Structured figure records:
◆ ◆ ◆ ◆

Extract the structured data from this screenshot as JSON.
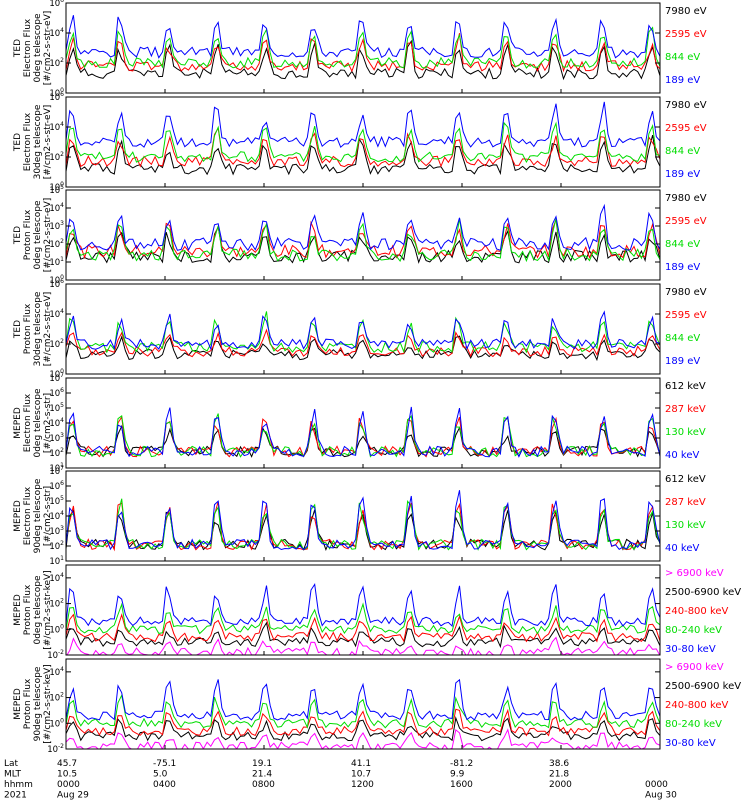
{
  "colors": {
    "black": "#000000",
    "red": "#ff0000",
    "green": "#00dd00",
    "blue": "#0000ff",
    "magenta": "#ff00ff"
  },
  "footer": {
    "row_labels": [
      "Lat",
      "MLT",
      "hhmm",
      "2021"
    ],
    "ticks": [
      {
        "lat": "45.7",
        "mlt": "10.5",
        "hhmm": "0000",
        "date": "Aug 29"
      },
      {
        "lat": "-75.1",
        "mlt": "5.0",
        "hhmm": "0400",
        "date": ""
      },
      {
        "lat": "19.1",
        "mlt": "21.4",
        "hhmm": "0800",
        "date": ""
      },
      {
        "lat": "41.1",
        "mlt": "10.7",
        "hhmm": "1200",
        "date": ""
      },
      {
        "lat": "-81.2",
        "mlt": "9.9",
        "hhmm": "1600",
        "date": ""
      },
      {
        "lat": "38.6",
        "mlt": "21.8",
        "hhmm": "2000",
        "date": ""
      },
      {
        "lat": "",
        "mlt": "",
        "hhmm": "0000",
        "date": "Aug 30"
      }
    ]
  },
  "chart_data": [
    {
      "type": "line",
      "ylabel": [
        "TED",
        "Electron Flux",
        "0deg telescope",
        "[#/cm2-s-str-eV]"
      ],
      "yticks": [
        {
          "exp": "0",
          "value": 1
        },
        {
          "exp": "2",
          "value": 100
        },
        {
          "exp": "4",
          "value": 10000
        },
        {
          "exp": "6",
          "value": 1000000
        }
      ],
      "ylim": [
        1,
        1000000
      ],
      "series": [
        {
          "name": "7980 eV",
          "color": "black",
          "base": 1.3,
          "amp": 2.2,
          "seed": 11
        },
        {
          "name": "2595 eV",
          "color": "red",
          "base": 1.8,
          "amp": 2.0,
          "seed": 12
        },
        {
          "name": "844 eV",
          "color": "green",
          "base": 2.0,
          "amp": 2.4,
          "seed": 13
        },
        {
          "name": "189 eV",
          "color": "blue",
          "base": 2.7,
          "amp": 2.5,
          "seed": 14
        }
      ]
    },
    {
      "type": "line",
      "ylabel": [
        "TED",
        "Electron Flux",
        "30deg telescope",
        "[#/cm2-s-str-eV]"
      ],
      "yticks": [
        {
          "exp": "0",
          "value": 1
        },
        {
          "exp": "2",
          "value": 100
        },
        {
          "exp": "4",
          "value": 10000
        },
        {
          "exp": "6",
          "value": 1000000
        }
      ],
      "ylim": [
        1,
        1000000
      ],
      "series": [
        {
          "name": "7980 eV",
          "color": "black",
          "base": 1.2,
          "amp": 2.2,
          "seed": 21
        },
        {
          "name": "2595 eV",
          "color": "red",
          "base": 1.7,
          "amp": 2.1,
          "seed": 22
        },
        {
          "name": "844 eV",
          "color": "green",
          "base": 2.0,
          "amp": 2.5,
          "seed": 23
        },
        {
          "name": "189 eV",
          "color": "blue",
          "base": 3.0,
          "amp": 2.6,
          "seed": 24
        }
      ]
    },
    {
      "type": "line",
      "ylabel": [
        "TED",
        "Proton Flux",
        "0deg telescope",
        "[#/cm2-s-str-eV]"
      ],
      "yticks": [
        {
          "exp": "0",
          "value": 1
        },
        {
          "exp": "1",
          "value": 10
        },
        {
          "exp": "2",
          "value": 100
        },
        {
          "exp": "3",
          "value": 1000
        },
        {
          "exp": "4",
          "value": 10000
        },
        {
          "exp": "5",
          "value": 100000
        }
      ],
      "ylim": [
        1,
        100000
      ],
      "series": [
        {
          "name": "7980 eV",
          "color": "black",
          "base": 1.3,
          "amp": 1.5,
          "seed": 31
        },
        {
          "name": "2595 eV",
          "color": "red",
          "base": 1.6,
          "amp": 1.8,
          "seed": 32
        },
        {
          "name": "844 eV",
          "color": "green",
          "base": 1.4,
          "amp": 1.9,
          "seed": 33
        },
        {
          "name": "189 eV",
          "color": "blue",
          "base": 2.0,
          "amp": 2.0,
          "seed": 34
        }
      ]
    },
    {
      "type": "line",
      "ylabel": [
        "TED",
        "Proton Flux",
        "30deg telescope",
        "[#/cm2-s-str-eV]"
      ],
      "yticks": [
        {
          "exp": "0",
          "value": 1
        },
        {
          "exp": "2",
          "value": 100
        },
        {
          "exp": "4",
          "value": 10000
        },
        {
          "exp": "6",
          "value": 1000000
        }
      ],
      "ylim": [
        1,
        1000000
      ],
      "series": [
        {
          "name": "7980 eV",
          "color": "black",
          "base": 1.3,
          "amp": 1.2,
          "seed": 41
        },
        {
          "name": "2595 eV",
          "color": "red",
          "base": 1.5,
          "amp": 1.4,
          "seed": 42
        },
        {
          "name": "844 eV",
          "color": "green",
          "base": 1.8,
          "amp": 2.3,
          "seed": 43
        },
        {
          "name": "189 eV",
          "color": "blue",
          "base": 2.0,
          "amp": 2.0,
          "seed": 44
        }
      ]
    },
    {
      "type": "line",
      "ylabel": [
        "MEPED",
        "Electron Flux",
        "0deg telescope",
        "[#/cm2-s-str]"
      ],
      "yticks": [
        {
          "exp": "1",
          "value": 10
        },
        {
          "exp": "2",
          "value": 100
        },
        {
          "exp": "3",
          "value": 1000
        },
        {
          "exp": "4",
          "value": 10000
        },
        {
          "exp": "5",
          "value": 100000
        },
        {
          "exp": "6",
          "value": 1000000
        },
        {
          "exp": "7",
          "value": 10000000
        }
      ],
      "ylim": [
        10,
        10000000
      ],
      "series": [
        {
          "name": "612 keV",
          "color": "black",
          "base": 2.1,
          "amp": 1.7,
          "seed": 51
        },
        {
          "name": "287 keV",
          "color": "red",
          "base": 2.1,
          "amp": 2.5,
          "seed": 52
        },
        {
          "name": "130 keV",
          "color": "green",
          "base": 2.1,
          "amp": 2.6,
          "seed": 53
        },
        {
          "name": "40 keV",
          "color": "blue",
          "base": 2.1,
          "amp": 3.0,
          "seed": 54
        }
      ]
    },
    {
      "type": "line",
      "ylabel": [
        "MEPED",
        "Electron Flux",
        "90deg telescope",
        "[#/cm2-s-str]"
      ],
      "yticks": [
        {
          "exp": "1",
          "value": 10
        },
        {
          "exp": "2",
          "value": 100
        },
        {
          "exp": "3",
          "value": 1000
        },
        {
          "exp": "4",
          "value": 10000
        },
        {
          "exp": "5",
          "value": 100000
        },
        {
          "exp": "6",
          "value": 1000000
        },
        {
          "exp": "7",
          "value": 10000000
        }
      ],
      "ylim": [
        10,
        10000000
      ],
      "series": [
        {
          "name": "612 keV",
          "color": "black",
          "base": 2.1,
          "amp": 2.4,
          "seed": 61
        },
        {
          "name": "287 keV",
          "color": "red",
          "base": 2.1,
          "amp": 3.0,
          "seed": 62
        },
        {
          "name": "130 keV",
          "color": "green",
          "base": 2.1,
          "amp": 3.3,
          "seed": 63
        },
        {
          "name": "40 keV",
          "color": "blue",
          "base": 2.1,
          "amp": 3.8,
          "seed": 64
        }
      ]
    },
    {
      "type": "line",
      "ylabel": [
        "MEPED",
        "Proton Flux",
        "0deg telescope",
        "[#/cm2-s-str-keV]"
      ],
      "yticks": [
        {
          "exp": "-2",
          "value": 0.01
        },
        {
          "exp": "0",
          "value": 1
        },
        {
          "exp": "2",
          "value": 100
        },
        {
          "exp": "4",
          "value": 10000
        }
      ],
      "ylim": [
        0.01,
        100000
      ],
      "series": [
        {
          "name": "> 6900 keV",
          "color": "magenta",
          "base": -1.8,
          "amp": 1.0,
          "seed": 71
        },
        {
          "name": "2500-6900 keV",
          "color": "black",
          "base": -1.0,
          "amp": 1.3,
          "seed": 72
        },
        {
          "name": "240-800 keV",
          "color": "red",
          "base": -0.6,
          "amp": 1.7,
          "seed": 73
        },
        {
          "name": "80-240 keV",
          "color": "green",
          "base": 0.0,
          "amp": 2.0,
          "seed": 74
        },
        {
          "name": "30-80 keV",
          "color": "blue",
          "base": 0.6,
          "amp": 3.0,
          "seed": 75
        }
      ]
    },
    {
      "type": "line",
      "ylabel": [
        "MEPED",
        "Proton Flux",
        "90deg telescope",
        "[#/cm2-s-str-keV]"
      ],
      "yticks": [
        {
          "exp": "-2",
          "value": 0.01
        },
        {
          "exp": "0",
          "value": 1
        },
        {
          "exp": "2",
          "value": 100
        },
        {
          "exp": "4",
          "value": 10000
        }
      ],
      "ylim": [
        0.01,
        100000
      ],
      "series": [
        {
          "name": "> 6900 keV",
          "color": "magenta",
          "base": -1.8,
          "amp": 1.2,
          "seed": 81
        },
        {
          "name": "2500-6900 keV",
          "color": "black",
          "base": -1.0,
          "amp": 1.4,
          "seed": 82
        },
        {
          "name": "240-800 keV",
          "color": "red",
          "base": -0.6,
          "amp": 1.8,
          "seed": 83
        },
        {
          "name": "80-240 keV",
          "color": "green",
          "base": 0.0,
          "amp": 2.2,
          "seed": 84
        },
        {
          "name": "30-80 keV",
          "color": "blue",
          "base": 0.6,
          "amp": 3.0,
          "seed": 85
        }
      ]
    }
  ]
}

◆ ◆ ◆ ◆

Job:
Track down every line of the material containing the string "hhmm", and copy it.

Task response:
      "hhmm",
        "hhmm": "0000",
        "hhmm": "0400",
        "hhmm": "0800",
        "hhmm": "1200",
        "hhmm": "1600",
        "hhmm": "2000",
        "hhmm": "0000",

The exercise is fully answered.